Chart and figure data
* * * *
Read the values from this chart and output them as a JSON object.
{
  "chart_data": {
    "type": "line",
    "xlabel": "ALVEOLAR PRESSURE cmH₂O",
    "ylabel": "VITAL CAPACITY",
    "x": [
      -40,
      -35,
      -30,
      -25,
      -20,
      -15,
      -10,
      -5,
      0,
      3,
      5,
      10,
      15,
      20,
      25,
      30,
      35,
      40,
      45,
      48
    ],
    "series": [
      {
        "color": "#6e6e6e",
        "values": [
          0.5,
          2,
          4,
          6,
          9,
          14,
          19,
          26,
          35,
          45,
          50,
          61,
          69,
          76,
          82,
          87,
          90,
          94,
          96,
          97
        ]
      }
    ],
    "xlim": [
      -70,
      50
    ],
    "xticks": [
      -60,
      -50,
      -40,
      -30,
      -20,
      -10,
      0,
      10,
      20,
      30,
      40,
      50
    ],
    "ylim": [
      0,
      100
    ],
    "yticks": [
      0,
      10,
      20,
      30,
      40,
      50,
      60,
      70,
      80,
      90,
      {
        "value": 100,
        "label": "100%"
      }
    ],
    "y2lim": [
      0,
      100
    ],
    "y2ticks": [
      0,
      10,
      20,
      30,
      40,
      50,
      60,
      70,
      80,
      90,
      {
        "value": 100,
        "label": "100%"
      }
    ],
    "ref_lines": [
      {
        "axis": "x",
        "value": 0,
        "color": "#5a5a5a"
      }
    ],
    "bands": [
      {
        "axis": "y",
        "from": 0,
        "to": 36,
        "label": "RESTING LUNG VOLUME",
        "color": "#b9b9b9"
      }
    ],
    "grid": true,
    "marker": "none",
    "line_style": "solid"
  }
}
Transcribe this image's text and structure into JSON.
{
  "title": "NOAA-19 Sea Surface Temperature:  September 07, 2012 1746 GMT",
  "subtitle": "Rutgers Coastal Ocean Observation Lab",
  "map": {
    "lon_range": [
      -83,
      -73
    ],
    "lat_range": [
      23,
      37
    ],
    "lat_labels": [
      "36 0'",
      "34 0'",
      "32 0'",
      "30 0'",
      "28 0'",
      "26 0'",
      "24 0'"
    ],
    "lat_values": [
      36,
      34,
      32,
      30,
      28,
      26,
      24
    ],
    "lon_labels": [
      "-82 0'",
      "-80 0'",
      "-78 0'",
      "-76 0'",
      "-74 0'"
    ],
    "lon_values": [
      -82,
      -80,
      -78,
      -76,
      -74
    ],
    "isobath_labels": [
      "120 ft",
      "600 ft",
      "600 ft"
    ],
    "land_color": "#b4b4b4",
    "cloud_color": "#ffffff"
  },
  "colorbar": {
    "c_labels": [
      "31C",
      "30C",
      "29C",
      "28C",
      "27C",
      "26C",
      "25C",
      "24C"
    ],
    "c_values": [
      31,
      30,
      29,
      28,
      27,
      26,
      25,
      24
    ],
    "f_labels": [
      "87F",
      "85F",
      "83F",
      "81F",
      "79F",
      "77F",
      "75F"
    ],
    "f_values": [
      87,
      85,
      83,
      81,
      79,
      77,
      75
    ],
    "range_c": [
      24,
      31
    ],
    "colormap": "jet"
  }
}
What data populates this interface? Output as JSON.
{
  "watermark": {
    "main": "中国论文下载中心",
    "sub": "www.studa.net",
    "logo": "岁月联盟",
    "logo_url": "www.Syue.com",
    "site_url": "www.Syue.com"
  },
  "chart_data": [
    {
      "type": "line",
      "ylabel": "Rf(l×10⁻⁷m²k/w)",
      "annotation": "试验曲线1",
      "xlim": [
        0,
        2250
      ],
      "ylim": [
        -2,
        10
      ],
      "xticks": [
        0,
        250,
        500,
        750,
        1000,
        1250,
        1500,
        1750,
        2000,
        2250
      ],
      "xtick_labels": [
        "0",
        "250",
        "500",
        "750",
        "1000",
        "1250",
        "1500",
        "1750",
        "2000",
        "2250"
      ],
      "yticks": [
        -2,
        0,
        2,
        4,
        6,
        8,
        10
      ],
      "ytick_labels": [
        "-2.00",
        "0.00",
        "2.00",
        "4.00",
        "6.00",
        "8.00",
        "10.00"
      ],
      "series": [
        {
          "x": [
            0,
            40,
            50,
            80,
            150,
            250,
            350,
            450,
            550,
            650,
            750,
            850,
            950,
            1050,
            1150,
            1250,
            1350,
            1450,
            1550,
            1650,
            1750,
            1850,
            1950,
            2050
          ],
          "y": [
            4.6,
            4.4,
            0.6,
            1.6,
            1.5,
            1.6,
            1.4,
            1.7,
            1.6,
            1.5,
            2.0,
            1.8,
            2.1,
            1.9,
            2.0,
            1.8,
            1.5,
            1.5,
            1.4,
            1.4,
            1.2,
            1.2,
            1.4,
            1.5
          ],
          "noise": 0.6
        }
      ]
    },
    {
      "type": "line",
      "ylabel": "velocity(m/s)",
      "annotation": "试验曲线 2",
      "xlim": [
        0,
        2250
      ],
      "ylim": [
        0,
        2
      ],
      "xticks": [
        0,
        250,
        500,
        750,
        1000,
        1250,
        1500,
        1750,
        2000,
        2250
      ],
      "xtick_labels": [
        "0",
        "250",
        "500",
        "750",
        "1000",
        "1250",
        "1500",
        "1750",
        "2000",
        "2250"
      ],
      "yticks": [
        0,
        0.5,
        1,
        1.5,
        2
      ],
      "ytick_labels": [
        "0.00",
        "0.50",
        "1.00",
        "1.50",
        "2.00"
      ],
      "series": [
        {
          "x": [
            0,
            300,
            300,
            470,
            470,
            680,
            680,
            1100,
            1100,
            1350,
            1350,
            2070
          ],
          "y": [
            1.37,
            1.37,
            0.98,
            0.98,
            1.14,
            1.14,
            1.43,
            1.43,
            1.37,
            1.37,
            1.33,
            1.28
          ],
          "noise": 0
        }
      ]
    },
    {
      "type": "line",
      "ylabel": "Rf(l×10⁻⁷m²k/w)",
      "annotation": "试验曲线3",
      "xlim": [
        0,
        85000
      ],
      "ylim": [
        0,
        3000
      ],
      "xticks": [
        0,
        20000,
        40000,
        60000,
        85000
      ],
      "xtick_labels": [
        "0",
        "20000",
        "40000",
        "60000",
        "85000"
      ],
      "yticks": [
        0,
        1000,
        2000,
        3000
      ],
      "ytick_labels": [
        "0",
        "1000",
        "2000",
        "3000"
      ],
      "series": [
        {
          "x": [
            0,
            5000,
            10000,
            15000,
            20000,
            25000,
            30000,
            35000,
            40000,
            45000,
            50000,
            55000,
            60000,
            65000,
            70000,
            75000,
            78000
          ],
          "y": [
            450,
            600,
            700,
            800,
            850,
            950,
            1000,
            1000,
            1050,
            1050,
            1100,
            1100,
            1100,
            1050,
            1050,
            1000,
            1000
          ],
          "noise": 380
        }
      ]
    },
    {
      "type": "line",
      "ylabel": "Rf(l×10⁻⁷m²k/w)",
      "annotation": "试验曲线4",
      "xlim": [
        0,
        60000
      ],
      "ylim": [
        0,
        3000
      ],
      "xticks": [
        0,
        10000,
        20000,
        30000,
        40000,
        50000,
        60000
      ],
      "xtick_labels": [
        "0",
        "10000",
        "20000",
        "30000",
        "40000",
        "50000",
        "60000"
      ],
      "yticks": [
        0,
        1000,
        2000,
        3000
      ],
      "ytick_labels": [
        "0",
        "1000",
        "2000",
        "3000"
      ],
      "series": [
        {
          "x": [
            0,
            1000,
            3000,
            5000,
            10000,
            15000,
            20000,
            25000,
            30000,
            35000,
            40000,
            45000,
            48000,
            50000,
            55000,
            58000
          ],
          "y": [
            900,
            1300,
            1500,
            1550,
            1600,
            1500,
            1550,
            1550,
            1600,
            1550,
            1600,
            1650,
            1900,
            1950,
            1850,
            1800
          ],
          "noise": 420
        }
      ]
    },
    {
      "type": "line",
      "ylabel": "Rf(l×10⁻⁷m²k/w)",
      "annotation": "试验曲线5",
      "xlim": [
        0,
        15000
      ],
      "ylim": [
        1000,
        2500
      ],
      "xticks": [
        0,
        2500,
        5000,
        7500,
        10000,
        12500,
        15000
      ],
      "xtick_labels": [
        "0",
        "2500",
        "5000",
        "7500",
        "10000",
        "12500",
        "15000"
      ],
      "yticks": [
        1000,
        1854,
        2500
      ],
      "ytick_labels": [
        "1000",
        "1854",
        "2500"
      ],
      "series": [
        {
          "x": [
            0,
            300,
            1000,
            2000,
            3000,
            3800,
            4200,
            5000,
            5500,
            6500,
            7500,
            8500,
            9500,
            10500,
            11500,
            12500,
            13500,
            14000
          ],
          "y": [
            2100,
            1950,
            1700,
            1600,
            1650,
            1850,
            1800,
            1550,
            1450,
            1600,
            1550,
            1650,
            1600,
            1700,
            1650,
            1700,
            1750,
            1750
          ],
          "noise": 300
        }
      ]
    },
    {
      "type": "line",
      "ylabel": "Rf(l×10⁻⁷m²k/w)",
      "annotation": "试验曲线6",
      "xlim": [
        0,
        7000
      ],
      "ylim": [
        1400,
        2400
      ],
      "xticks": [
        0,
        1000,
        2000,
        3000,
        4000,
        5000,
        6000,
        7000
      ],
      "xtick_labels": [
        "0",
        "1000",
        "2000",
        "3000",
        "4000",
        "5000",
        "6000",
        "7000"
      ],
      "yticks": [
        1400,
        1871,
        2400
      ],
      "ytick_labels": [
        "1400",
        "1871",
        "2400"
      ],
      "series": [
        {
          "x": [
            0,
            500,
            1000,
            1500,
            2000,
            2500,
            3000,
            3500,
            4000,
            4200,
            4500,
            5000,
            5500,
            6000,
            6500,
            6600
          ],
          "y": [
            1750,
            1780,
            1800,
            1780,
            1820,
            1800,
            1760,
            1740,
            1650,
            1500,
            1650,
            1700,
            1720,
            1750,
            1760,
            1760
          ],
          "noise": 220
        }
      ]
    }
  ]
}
* * * *
Job »
Report how many lines of the listing hold the string "annotation", giving only the number.

Final result »
6